Start of PROVIDED ENTRIES

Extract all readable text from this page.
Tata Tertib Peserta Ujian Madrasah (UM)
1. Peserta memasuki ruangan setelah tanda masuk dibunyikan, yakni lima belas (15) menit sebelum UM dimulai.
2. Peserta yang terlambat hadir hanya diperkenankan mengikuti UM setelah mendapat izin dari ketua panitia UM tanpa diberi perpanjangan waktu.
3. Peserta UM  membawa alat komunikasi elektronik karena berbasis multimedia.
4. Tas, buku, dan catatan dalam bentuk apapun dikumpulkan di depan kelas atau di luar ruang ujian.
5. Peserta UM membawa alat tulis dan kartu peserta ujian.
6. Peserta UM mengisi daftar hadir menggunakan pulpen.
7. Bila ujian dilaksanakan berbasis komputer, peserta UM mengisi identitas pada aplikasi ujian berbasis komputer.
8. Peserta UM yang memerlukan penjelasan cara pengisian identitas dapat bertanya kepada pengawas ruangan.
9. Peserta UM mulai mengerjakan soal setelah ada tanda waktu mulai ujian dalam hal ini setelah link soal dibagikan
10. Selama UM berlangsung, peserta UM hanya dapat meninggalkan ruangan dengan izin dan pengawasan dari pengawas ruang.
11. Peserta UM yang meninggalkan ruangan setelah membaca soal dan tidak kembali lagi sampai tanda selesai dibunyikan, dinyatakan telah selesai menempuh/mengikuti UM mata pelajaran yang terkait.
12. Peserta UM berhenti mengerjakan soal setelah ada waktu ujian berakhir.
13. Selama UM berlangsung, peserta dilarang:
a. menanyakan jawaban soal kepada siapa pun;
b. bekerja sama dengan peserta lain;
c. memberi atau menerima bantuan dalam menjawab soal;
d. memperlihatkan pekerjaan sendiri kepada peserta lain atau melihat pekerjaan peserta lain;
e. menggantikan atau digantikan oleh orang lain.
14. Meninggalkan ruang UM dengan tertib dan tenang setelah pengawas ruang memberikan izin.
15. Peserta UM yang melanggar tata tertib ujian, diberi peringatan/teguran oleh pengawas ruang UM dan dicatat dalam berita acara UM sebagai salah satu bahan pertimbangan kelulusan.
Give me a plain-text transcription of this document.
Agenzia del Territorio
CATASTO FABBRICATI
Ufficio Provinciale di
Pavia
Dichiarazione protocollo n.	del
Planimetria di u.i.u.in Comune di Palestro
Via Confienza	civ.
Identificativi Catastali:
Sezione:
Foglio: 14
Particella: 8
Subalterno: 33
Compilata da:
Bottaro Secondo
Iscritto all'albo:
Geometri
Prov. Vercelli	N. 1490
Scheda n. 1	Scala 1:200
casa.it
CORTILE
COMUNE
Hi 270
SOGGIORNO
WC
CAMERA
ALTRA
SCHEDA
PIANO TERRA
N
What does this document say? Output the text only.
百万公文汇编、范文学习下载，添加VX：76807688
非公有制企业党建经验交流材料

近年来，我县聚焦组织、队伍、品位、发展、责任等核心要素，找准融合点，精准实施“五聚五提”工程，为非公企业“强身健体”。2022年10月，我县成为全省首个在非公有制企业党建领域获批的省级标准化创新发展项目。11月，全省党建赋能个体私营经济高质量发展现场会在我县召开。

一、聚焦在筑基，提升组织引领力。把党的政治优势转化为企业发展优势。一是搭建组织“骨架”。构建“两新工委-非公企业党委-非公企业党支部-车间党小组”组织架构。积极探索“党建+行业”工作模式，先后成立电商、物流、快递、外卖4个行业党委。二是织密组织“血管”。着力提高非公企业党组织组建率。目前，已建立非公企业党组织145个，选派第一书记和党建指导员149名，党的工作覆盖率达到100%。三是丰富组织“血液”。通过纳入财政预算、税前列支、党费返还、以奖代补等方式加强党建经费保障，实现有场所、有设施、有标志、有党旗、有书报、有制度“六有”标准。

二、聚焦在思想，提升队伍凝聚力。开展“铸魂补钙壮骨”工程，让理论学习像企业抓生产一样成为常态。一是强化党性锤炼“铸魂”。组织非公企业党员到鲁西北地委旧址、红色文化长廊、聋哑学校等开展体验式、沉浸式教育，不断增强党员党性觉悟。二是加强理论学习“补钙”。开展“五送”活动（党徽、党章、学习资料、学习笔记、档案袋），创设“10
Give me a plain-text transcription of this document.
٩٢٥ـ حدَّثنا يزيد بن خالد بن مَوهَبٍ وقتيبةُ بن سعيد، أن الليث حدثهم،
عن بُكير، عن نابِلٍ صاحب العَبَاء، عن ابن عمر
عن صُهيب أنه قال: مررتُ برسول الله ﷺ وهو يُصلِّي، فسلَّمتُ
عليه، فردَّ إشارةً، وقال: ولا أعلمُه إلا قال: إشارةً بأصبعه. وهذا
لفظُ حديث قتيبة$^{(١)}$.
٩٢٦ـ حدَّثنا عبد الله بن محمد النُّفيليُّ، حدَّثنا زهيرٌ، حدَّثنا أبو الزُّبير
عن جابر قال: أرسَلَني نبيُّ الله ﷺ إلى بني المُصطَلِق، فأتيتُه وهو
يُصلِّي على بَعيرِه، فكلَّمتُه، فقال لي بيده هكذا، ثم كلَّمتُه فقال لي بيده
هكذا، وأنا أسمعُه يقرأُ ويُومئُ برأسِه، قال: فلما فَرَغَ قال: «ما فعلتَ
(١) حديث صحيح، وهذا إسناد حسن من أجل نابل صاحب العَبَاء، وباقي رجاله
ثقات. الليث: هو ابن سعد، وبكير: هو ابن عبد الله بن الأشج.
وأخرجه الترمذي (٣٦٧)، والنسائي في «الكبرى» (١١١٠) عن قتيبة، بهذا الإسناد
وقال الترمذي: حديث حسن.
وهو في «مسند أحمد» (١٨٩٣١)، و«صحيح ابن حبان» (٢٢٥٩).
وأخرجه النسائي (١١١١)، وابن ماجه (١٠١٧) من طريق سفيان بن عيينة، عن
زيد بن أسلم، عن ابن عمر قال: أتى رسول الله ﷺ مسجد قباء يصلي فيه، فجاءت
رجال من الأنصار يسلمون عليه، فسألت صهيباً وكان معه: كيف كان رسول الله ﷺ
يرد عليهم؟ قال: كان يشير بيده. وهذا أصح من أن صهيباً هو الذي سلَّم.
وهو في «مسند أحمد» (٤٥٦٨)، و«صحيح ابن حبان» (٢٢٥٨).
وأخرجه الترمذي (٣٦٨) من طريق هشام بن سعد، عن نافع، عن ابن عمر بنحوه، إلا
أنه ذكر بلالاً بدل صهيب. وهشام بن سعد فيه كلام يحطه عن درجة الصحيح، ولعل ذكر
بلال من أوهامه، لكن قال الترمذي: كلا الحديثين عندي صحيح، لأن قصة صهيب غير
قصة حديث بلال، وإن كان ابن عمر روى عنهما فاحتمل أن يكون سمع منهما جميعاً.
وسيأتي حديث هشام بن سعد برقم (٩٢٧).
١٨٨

End of PROVIDED ENTRIES

> EXERCISE REQUIREMENTS
Read the entries and select each line where the word "صاحب" is found.

> ANSWER FOR THE TASK
عن بُكير، عن نابِلٍ صاحب العَبَاء، عن ابن عمر
(١) حديث صحيح، وهذا إسناد حسن من أجل نابل صاحب العَبَاء، وباقي رجاله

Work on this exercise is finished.